→ **Your task**: In the listing that follows, copy out each line that includes the word "Stimmrecht".

→ **Listed records**:
◆ ◆ ◆ ◆ ◆

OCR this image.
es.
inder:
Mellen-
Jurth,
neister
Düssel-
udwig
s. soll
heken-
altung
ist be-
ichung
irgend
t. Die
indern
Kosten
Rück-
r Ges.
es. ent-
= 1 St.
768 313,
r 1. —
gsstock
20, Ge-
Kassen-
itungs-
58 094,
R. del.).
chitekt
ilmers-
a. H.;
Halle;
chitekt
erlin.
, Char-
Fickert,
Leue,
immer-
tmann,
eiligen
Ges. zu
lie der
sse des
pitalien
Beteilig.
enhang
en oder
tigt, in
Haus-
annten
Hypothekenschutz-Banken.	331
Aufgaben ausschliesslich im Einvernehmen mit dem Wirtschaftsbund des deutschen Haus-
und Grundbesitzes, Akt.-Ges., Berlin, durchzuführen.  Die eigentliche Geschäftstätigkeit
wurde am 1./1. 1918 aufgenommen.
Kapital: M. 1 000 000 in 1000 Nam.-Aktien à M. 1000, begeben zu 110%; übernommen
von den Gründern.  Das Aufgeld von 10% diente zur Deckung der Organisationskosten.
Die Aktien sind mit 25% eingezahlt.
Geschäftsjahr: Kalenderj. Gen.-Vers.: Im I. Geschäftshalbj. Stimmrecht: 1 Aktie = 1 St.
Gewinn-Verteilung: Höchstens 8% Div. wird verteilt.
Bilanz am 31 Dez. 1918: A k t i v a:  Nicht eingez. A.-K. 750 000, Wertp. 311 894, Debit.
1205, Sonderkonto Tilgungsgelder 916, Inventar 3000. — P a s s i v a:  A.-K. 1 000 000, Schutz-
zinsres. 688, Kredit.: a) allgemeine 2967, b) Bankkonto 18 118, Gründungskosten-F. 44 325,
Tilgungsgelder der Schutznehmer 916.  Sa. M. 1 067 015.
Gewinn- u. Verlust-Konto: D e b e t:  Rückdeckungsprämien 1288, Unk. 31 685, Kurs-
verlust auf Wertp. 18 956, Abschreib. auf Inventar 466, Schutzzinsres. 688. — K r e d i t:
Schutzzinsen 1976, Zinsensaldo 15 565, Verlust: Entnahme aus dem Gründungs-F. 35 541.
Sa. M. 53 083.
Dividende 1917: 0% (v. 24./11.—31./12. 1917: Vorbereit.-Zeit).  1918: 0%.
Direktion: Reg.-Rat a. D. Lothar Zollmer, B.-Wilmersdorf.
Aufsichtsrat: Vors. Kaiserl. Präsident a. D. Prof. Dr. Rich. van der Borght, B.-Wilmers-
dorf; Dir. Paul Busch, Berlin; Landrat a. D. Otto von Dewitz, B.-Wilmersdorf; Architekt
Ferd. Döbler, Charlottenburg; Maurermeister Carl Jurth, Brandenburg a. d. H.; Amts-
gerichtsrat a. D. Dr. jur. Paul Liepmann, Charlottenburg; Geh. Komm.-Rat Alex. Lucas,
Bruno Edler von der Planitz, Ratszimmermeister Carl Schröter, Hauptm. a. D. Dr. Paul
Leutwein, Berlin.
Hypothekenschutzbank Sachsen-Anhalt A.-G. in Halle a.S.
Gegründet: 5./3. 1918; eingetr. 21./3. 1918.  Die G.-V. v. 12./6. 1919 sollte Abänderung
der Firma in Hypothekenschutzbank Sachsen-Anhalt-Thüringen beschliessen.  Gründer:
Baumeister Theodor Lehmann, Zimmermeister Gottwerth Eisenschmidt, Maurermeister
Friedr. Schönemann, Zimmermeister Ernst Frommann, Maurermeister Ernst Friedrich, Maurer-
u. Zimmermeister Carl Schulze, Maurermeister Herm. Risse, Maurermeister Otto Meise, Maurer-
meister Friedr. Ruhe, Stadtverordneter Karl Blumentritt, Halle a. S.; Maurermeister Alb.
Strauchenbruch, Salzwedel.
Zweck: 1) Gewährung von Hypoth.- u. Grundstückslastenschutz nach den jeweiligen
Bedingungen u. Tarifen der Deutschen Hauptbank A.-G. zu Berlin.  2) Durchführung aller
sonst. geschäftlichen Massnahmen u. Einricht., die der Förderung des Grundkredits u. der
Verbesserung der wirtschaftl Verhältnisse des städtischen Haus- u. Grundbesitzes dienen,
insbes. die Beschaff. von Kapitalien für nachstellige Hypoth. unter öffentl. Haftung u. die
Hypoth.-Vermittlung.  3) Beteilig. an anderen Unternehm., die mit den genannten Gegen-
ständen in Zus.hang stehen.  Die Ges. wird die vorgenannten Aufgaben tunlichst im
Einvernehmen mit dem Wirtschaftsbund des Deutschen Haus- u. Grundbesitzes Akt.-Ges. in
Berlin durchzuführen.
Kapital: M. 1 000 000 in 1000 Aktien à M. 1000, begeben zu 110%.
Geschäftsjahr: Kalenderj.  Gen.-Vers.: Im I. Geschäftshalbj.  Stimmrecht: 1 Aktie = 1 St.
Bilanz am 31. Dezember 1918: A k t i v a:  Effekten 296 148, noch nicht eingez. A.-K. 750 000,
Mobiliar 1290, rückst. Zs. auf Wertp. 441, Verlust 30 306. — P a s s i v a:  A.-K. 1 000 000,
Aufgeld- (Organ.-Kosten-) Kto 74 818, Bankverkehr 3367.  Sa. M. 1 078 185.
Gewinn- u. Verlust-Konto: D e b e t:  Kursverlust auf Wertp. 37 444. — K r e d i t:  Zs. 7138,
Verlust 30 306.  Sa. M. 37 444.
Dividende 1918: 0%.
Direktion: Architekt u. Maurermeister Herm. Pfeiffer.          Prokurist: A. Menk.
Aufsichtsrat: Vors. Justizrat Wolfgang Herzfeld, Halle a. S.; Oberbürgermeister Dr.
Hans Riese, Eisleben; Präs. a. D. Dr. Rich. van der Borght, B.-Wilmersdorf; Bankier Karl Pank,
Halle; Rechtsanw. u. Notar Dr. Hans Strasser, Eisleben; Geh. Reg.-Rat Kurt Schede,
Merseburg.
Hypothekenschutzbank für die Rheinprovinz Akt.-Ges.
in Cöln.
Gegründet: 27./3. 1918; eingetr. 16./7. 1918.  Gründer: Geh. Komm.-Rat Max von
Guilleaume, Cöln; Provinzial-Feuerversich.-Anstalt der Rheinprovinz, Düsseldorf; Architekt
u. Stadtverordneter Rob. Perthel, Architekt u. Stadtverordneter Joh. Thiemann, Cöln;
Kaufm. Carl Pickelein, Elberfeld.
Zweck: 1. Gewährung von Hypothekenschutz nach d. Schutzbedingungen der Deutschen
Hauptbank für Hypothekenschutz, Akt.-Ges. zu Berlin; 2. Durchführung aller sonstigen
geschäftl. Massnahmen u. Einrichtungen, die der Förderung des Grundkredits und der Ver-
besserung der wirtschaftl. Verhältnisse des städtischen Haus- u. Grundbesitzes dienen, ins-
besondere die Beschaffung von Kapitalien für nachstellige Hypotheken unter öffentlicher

◆ ◆ ◆ ◆ ◆

→ **Solution**:
Geschäftsjahr: Kalenderj. Gen.-Vers.: Im I. Geschäftshalbj. Stimmrecht: 1 Aktie = 1 St.
Geschäftsjahr: Kalenderj.  Gen.-Vers.: Im I. Geschäftshalbj.  Stimmrecht: 1 Aktie = 1 St.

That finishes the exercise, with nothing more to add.